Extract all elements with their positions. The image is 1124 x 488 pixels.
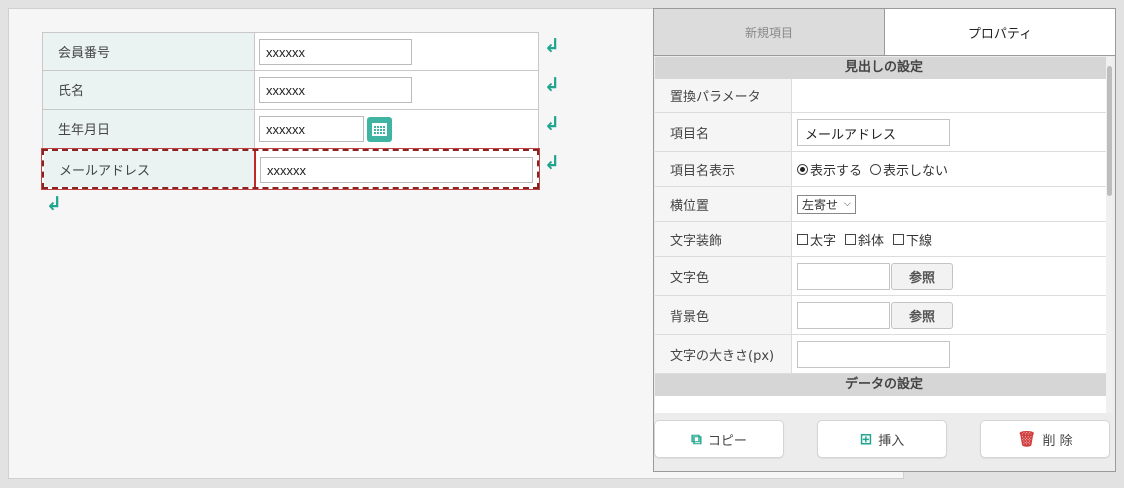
prop-value: 表示する 表示しない xyxy=(792,152,1113,186)
prop-label: 横位置 xyxy=(655,187,792,221)
insert-label: 挿入 xyxy=(878,433,905,449)
form-row-email[interactable]: メールアドレス xxxxxx xyxy=(41,148,540,190)
return-icon[interactable]: ↲ xyxy=(46,195,62,214)
radio-hide[interactable]: 表示しない xyxy=(870,160,948,179)
radio-label: 表示しない xyxy=(883,163,949,179)
data-settings-header: データの設定 xyxy=(655,374,1113,396)
prop-value: 参照 xyxy=(792,257,1113,295)
prop-row-font-size: 文字の大きさ(px) xyxy=(655,335,1113,374)
tab-new-item[interactable]: 新規項目 xyxy=(654,9,885,55)
prop-label: 文字装飾 xyxy=(655,222,792,256)
prop-value xyxy=(792,335,1113,373)
background-color-input[interactable] xyxy=(797,301,890,329)
form-label: メールアドレス xyxy=(44,151,256,187)
prop-row-replace-param: 置換パラメータ xyxy=(655,79,1113,113)
prop-row-horizontal-pos: 横位置 左寄せ ⌵ xyxy=(655,187,1113,222)
form-cell: xxxxxx xyxy=(255,110,538,148)
delete-label: 削 除 xyxy=(1042,433,1073,449)
checkbox-icon xyxy=(893,233,905,245)
prop-row-text-color: 文字色 参照 xyxy=(655,257,1113,296)
text-color-ref-button[interactable]: 参照 xyxy=(891,262,953,290)
checkbox-icon xyxy=(845,233,857,245)
form-cell: xxxxxx xyxy=(255,71,538,109)
copy-label: コピー xyxy=(707,433,747,449)
member-id-input[interactable]: xxxxxx xyxy=(259,39,412,65)
property-panel: 新規項目 プロパティ 見出しの設定 置換パラメータ 項目名 メールアドレス 項目… xyxy=(653,8,1116,472)
checkbox-underline[interactable]: 下線 xyxy=(893,230,932,249)
form-cell: xxxxxx xyxy=(255,33,538,70)
form-label: 会員番号 xyxy=(43,33,255,70)
prop-label: 項目名表示 xyxy=(655,152,792,186)
checkbox-label: 斜体 xyxy=(858,233,885,249)
panel-tabs: 新規項目 プロパティ xyxy=(654,9,1115,56)
prop-label: 文字色 xyxy=(655,257,792,295)
properties-list[interactable]: 見出しの設定 置換パラメータ 項目名 メールアドレス 項目名表示 表示する 表示… xyxy=(655,57,1113,413)
scrollbar-thumb[interactable] xyxy=(1107,66,1112,196)
text-color-input[interactable] xyxy=(797,262,890,290)
form-label: 生年月日 xyxy=(43,110,255,148)
insert-button[interactable]: ⊞ 挿入 xyxy=(817,420,947,458)
prop-value: 参照 xyxy=(792,296,1113,334)
trash-icon: 🗑 xyxy=(1017,430,1037,448)
radio-checked-icon xyxy=(797,163,808,175)
scrollbar[interactable] xyxy=(1106,57,1113,413)
checkbox-label: 下線 xyxy=(906,233,933,249)
form-cell: xxxxxx xyxy=(256,151,537,187)
tab-properties[interactable]: プロパティ xyxy=(885,9,1115,55)
checkbox-italic[interactable]: 斜体 xyxy=(845,230,884,249)
form-row-name[interactable]: 氏名 xxxxxx xyxy=(42,71,539,110)
return-icon[interactable]: ↲ xyxy=(544,154,560,173)
horizontal-pos-select[interactable]: 左寄せ ⌵ xyxy=(797,194,856,214)
copy-icon: ⧉ xyxy=(691,430,702,448)
radio-show[interactable]: 表示する xyxy=(797,160,862,179)
prop-row-background-color: 背景色 参照 xyxy=(655,296,1113,335)
select-value: 左寄せ xyxy=(802,197,839,212)
font-size-input[interactable] xyxy=(797,340,950,368)
prop-label: 項目名 xyxy=(655,113,792,151)
item-name-input[interactable]: メールアドレス xyxy=(797,118,950,146)
name-input[interactable]: xxxxxx xyxy=(259,77,412,103)
prop-value: 太字 斜体 下線 xyxy=(792,222,1113,256)
insert-icon: ⊞ xyxy=(859,430,873,448)
action-bar: ⧉ コピー ⊞ 挿入 🗑 削 除 xyxy=(654,420,1115,460)
birthdate-input[interactable]: xxxxxx xyxy=(259,116,364,142)
checkbox-bold[interactable]: 太字 xyxy=(797,230,836,249)
form-row-birthdate[interactable]: 生年月日 xxxxxx xyxy=(42,110,539,149)
background-color-ref-button[interactable]: 参照 xyxy=(891,301,953,329)
prop-label: 文字の大きさ(px) xyxy=(655,335,792,373)
delete-button[interactable]: 🗑 削 除 xyxy=(980,420,1110,458)
return-icon[interactable]: ↲ xyxy=(544,37,560,56)
email-input[interactable]: xxxxxx xyxy=(260,157,533,183)
checkbox-label: 太字 xyxy=(810,233,837,249)
radio-label: 表示する xyxy=(810,163,863,179)
prop-row-item-name: 項目名 メールアドレス xyxy=(655,113,1113,152)
heading-settings-header: 見出しの設定 xyxy=(655,57,1113,79)
prop-value xyxy=(792,79,1113,112)
checkbox-icon xyxy=(797,233,808,245)
form-row-member-id[interactable]: 会員番号 xxxxxx xyxy=(42,32,539,71)
copy-button[interactable]: ⧉ コピー xyxy=(654,420,784,458)
return-icon[interactable]: ↲ xyxy=(544,115,560,134)
prop-row-item-name-display: 項目名表示 表示する 表示しない xyxy=(655,152,1113,187)
prop-value: 左寄せ ⌵ xyxy=(792,187,1113,221)
prop-label: 置換パラメータ xyxy=(655,79,792,112)
chevron-down-icon: ⌵ xyxy=(844,199,851,209)
prop-value: メールアドレス xyxy=(792,113,1113,151)
return-icon[interactable]: ↲ xyxy=(544,76,560,95)
prop-row-text-decoration: 文字装飾 太字 斜体 下線 xyxy=(655,222,1113,257)
radio-unchecked-icon xyxy=(870,163,882,175)
form-label: 氏名 xyxy=(43,71,255,109)
calendar-icon[interactable] xyxy=(367,117,392,142)
prop-label: 背景色 xyxy=(655,296,792,334)
form-table: 会員番号 xxxxxx 氏名 xxxxxx 生年月日 xxxxxx メールアドレ… xyxy=(41,32,540,190)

◆ Task statement
Copy out every line of the entries above word for word, leaving out the pictures.

◆ Correct response
Extract all elements with their positions. The image is 1124 x 488 pixels.
prop-value: 表示する 表示しない xyxy=(792,152,1113,186)
prop-label: 横位置 xyxy=(655,187,792,221)
insert-label: 挿入 xyxy=(878,433,905,449)
form-row-email[interactable]: メールアドレス xxxxxx xyxy=(41,148,540,190)
return-icon[interactable]: ↲ xyxy=(46,195,62,214)
radio-hide[interactable]: 表示しない xyxy=(870,160,948,179)
radio-label: 表示しない xyxy=(883,163,949,179)
data-settings-header: データの設定 xyxy=(655,374,1113,396)
prop-value: 参照 xyxy=(792,257,1113,295)
prop-row-font-size: 文字の大きさ(px) xyxy=(655,335,1113,374)
tab-new-item[interactable]: 新規項目 xyxy=(654,9,885,55)
prop-label: 文字装飾 xyxy=(655,222,792,256)
prop-value xyxy=(792,335,1113,373)
background-color-input[interactable] xyxy=(797,301,890,329)
form-label: メールアドレス xyxy=(44,151,256,187)
prop-row-replace-param: 置換パラメータ xyxy=(655,79,1113,113)
prop-row-horizontal-pos: 横位置 左寄せ ⌵ xyxy=(655,187,1113,222)
form-cell: xxxxxx xyxy=(255,110,538,148)
delete-label: 削 除 xyxy=(1042,433,1073,449)
checkbox-icon xyxy=(893,233,905,245)
prop-row-text-color: 文字色 参照 xyxy=(655,257,1113,296)
text-color-ref-button[interactable]: 参照 xyxy=(891,262,953,290)
checkbox-icon xyxy=(845,233,857,245)
form-cell: xxxxxx xyxy=(255,71,538,109)
copy-label: コピー xyxy=(707,433,747,449)
member-id-input[interactable]: xxxxxx xyxy=(259,39,412,65)
property-panel: 新規項目 プロパティ 見出しの設定 置換パラメータ 項目名 メールアドレス 項目… xyxy=(653,8,1116,472)
checkbox-underline[interactable]: 下線 xyxy=(893,230,932,249)
form-cell: xxxxxx xyxy=(255,33,538,70)
form-label: 会員番号 xyxy=(43,33,255,70)
prop-label: 項目名表示 xyxy=(655,152,792,186)
checkbox-label: 斜体 xyxy=(858,233,885,249)
panel-tabs: 新規項目 プロパティ xyxy=(654,9,1115,56)
prop-label: 文字色 xyxy=(655,257,792,295)
properties-list[interactable]: 見出しの設定 置換パラメータ 項目名 メールアドレス 項目名表示 表示する 表示… xyxy=(655,57,1113,413)
scrollbar-thumb[interactable] xyxy=(1107,66,1112,196)
text-color-input[interactable] xyxy=(797,262,890,290)
form-label: 生年月日 xyxy=(43,110,255,148)
insert-button[interactable]: ⊞ 挿入 xyxy=(817,420,947,458)
prop-value: 参照 xyxy=(792,296,1113,334)
trash-icon: 🗑 xyxy=(1017,430,1037,448)
radio-checked-icon xyxy=(797,163,808,175)
scrollbar[interactable] xyxy=(1106,57,1113,413)
checkbox-label: 下線 xyxy=(906,233,933,249)
form-cell: xxxxxx xyxy=(256,151,537,187)
tab-properties[interactable]: プロパティ xyxy=(885,9,1115,55)
checkbox-italic[interactable]: 斜体 xyxy=(845,230,884,249)
form-row-name[interactable]: 氏名 xxxxxx xyxy=(42,71,539,110)
return-icon[interactable]: ↲ xyxy=(544,154,560,173)
horizontal-pos-select[interactable]: 左寄せ ⌵ xyxy=(797,194,856,214)
copy-icon: ⧉ xyxy=(691,430,702,448)
radio-show[interactable]: 表示する xyxy=(797,160,862,179)
prop-row-background-color: 背景色 参照 xyxy=(655,296,1113,335)
select-value: 左寄せ xyxy=(802,197,839,212)
font-size-input[interactable] xyxy=(797,340,950,368)
prop-label: 項目名 xyxy=(655,113,792,151)
item-name-input[interactable]: メールアドレス xyxy=(797,118,950,146)
name-input[interactable]: xxxxxx xyxy=(259,77,412,103)
prop-value: 太字 斜体 下線 xyxy=(792,222,1113,256)
insert-icon: ⊞ xyxy=(859,430,873,448)
action-bar: ⧉ コピー ⊞ 挿入 🗑 削 除 xyxy=(654,420,1115,460)
birthdate-input[interactable]: xxxxxx xyxy=(259,116,364,142)
checkbox-bold[interactable]: 太字 xyxy=(797,230,836,249)
form-row-birthdate[interactable]: 生年月日 xxxxxx xyxy=(42,110,539,149)
background-color-ref-button[interactable]: 参照 xyxy=(891,301,953,329)
prop-label: 文字の大きさ(px) xyxy=(655,335,792,373)
delete-button[interactable]: 🗑 削 除 xyxy=(980,420,1110,458)
return-icon[interactable]: ↲ xyxy=(544,37,560,56)
email-input[interactable]: xxxxxx xyxy=(260,157,533,183)
checkbox-label: 太字 xyxy=(810,233,837,249)
radio-label: 表示する xyxy=(810,163,863,179)
prop-row-item-name: 項目名 メールアドレス xyxy=(655,113,1113,152)
heading-settings-header: 見出しの設定 xyxy=(655,57,1113,79)
prop-value xyxy=(792,79,1113,112)
checkbox-icon xyxy=(797,233,808,245)
form-row-member-id[interactable]: 会員番号 xxxxxx xyxy=(42,32,539,71)
copy-button[interactable]: ⧉ コピー xyxy=(654,420,784,458)
return-icon[interactable]: ↲ xyxy=(544,115,560,134)
prop-row-item-name-display: 項目名表示 表示する 表示しない xyxy=(655,152,1113,187)
prop-value: 左寄せ ⌵ xyxy=(792,187,1113,221)
prop-label: 置換パラメータ xyxy=(655,79,792,112)
chevron-down-icon: ⌵ xyxy=(844,199,851,209)
prop-value: メールアドレス xyxy=(792,113,1113,151)
return-icon[interactable]: ↲ xyxy=(544,76,560,95)
prop-row-text-decoration: 文字装飾 太字 斜体 下線 xyxy=(655,222,1113,257)
radio-unchecked-icon xyxy=(870,163,882,175)
form-label: 氏名 xyxy=(43,71,255,109)
calendar-icon[interactable] xyxy=(367,117,392,142)
prop-label: 背景色 xyxy=(655,296,792,334)
form-table: 会員番号 xxxxxx 氏名 xxxxxx 生年月日 xxxxxx メールアドレ… xyxy=(41,32,540,190)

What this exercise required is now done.